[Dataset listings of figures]

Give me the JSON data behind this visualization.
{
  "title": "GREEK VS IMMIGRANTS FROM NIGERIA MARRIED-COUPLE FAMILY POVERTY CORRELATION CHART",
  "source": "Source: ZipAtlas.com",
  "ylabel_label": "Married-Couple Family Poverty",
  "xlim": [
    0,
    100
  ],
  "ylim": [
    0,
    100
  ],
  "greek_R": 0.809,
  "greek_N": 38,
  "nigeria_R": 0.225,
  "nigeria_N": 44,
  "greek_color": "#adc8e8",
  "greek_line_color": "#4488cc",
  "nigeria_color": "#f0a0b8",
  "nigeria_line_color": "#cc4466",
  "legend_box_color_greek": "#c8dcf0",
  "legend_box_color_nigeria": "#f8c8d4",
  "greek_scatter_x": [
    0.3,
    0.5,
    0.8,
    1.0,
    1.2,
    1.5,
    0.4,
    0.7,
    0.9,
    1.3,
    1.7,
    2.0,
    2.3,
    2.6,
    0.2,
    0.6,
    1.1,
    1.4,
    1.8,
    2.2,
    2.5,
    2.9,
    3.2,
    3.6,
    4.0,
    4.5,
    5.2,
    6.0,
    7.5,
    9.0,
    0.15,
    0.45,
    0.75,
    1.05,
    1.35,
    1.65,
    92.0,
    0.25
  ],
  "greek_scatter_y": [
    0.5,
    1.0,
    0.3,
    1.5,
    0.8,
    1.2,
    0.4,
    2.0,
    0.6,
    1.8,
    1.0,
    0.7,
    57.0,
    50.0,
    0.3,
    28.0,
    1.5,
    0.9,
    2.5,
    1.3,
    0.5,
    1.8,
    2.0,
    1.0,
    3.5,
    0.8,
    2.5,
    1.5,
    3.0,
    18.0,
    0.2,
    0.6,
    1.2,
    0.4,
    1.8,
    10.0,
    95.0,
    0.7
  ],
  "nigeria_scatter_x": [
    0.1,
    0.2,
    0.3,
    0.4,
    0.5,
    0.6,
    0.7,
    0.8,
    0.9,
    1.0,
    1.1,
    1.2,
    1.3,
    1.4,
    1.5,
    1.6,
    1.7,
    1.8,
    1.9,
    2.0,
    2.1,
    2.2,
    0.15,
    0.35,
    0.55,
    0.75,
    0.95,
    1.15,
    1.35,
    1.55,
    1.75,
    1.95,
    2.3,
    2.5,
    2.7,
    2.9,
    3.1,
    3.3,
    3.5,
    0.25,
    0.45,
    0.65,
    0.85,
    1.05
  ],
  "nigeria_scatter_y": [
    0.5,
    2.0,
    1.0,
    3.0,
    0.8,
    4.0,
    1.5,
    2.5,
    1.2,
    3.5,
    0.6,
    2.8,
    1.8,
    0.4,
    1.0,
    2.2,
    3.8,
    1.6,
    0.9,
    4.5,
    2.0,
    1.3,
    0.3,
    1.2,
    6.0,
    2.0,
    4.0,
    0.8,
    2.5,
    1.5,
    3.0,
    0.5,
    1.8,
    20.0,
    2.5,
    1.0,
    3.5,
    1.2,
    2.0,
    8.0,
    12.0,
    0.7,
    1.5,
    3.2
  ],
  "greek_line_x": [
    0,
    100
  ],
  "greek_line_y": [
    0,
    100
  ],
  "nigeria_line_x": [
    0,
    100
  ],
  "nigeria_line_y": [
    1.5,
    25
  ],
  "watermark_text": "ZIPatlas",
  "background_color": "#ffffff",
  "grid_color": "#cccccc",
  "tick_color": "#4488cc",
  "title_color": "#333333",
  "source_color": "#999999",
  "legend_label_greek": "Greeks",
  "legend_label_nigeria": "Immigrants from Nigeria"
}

Work required: Return the listing above in full, character for character.

Output for this task:
Give me the JSON data behind this visualization.
{
  "title": "GREEK VS IMMIGRANTS FROM NIGERIA MARRIED-COUPLE FAMILY POVERTY CORRELATION CHART",
  "source": "Source: ZipAtlas.com",
  "ylabel_label": "Married-Couple Family Poverty",
  "xlim": [
    0,
    100
  ],
  "ylim": [
    0,
    100
  ],
  "greek_R": 0.809,
  "greek_N": 38,
  "nigeria_R": 0.225,
  "nigeria_N": 44,
  "greek_color": "#adc8e8",
  "greek_line_color": "#4488cc",
  "nigeria_color": "#f0a0b8",
  "nigeria_line_color": "#cc4466",
  "legend_box_color_greek": "#c8dcf0",
  "legend_box_color_nigeria": "#f8c8d4",
  "greek_scatter_x": [
    0.3,
    0.5,
    0.8,
    1.0,
    1.2,
    1.5,
    0.4,
    0.7,
    0.9,
    1.3,
    1.7,
    2.0,
    2.3,
    2.6,
    0.2,
    0.6,
    1.1,
    1.4,
    1.8,
    2.2,
    2.5,
    2.9,
    3.2,
    3.6,
    4.0,
    4.5,
    5.2,
    6.0,
    7.5,
    9.0,
    0.15,
    0.45,
    0.75,
    1.05,
    1.35,
    1.65,
    92.0,
    0.25
  ],
  "greek_scatter_y": [
    0.5,
    1.0,
    0.3,
    1.5,
    0.8,
    1.2,
    0.4,
    2.0,
    0.6,
    1.8,
    1.0,
    0.7,
    57.0,
    50.0,
    0.3,
    28.0,
    1.5,
    0.9,
    2.5,
    1.3,
    0.5,
    1.8,
    2.0,
    1.0,
    3.5,
    0.8,
    2.5,
    1.5,
    3.0,
    18.0,
    0.2,
    0.6,
    1.2,
    0.4,
    1.8,
    10.0,
    95.0,
    0.7
  ],
  "nigeria_scatter_x": [
    0.1,
    0.2,
    0.3,
    0.4,
    0.5,
    0.6,
    0.7,
    0.8,
    0.9,
    1.0,
    1.1,
    1.2,
    1.3,
    1.4,
    1.5,
    1.6,
    1.7,
    1.8,
    1.9,
    2.0,
    2.1,
    2.2,
    0.15,
    0.35,
    0.55,
    0.75,
    0.95,
    1.15,
    1.35,
    1.55,
    1.75,
    1.95,
    2.3,
    2.5,
    2.7,
    2.9,
    3.1,
    3.3,
    3.5,
    0.25,
    0.45,
    0.65,
    0.85,
    1.05
  ],
  "nigeria_scatter_y": [
    0.5,
    2.0,
    1.0,
    3.0,
    0.8,
    4.0,
    1.5,
    2.5,
    1.2,
    3.5,
    0.6,
    2.8,
    1.8,
    0.4,
    1.0,
    2.2,
    3.8,
    1.6,
    0.9,
    4.5,
    2.0,
    1.3,
    0.3,
    1.2,
    6.0,
    2.0,
    4.0,
    0.8,
    2.5,
    1.5,
    3.0,
    0.5,
    1.8,
    20.0,
    2.5,
    1.0,
    3.5,
    1.2,
    2.0,
    8.0,
    12.0,
    0.7,
    1.5,
    3.2
  ],
  "greek_line_x": [
    0,
    100
  ],
  "greek_line_y": [
    0,
    100
  ],
  "nigeria_line_x": [
    0,
    100
  ],
  "nigeria_line_y": [
    1.5,
    25
  ],
  "watermark_text": "ZIPatlas",
  "background_color": "#ffffff",
  "grid_color": "#cccccc",
  "tick_color": "#4488cc",
  "title_color": "#333333",
  "source_color": "#999999",
  "legend_label_greek": "Greeks",
  "legend_label_nigeria": "Immigrants from Nigeria"
}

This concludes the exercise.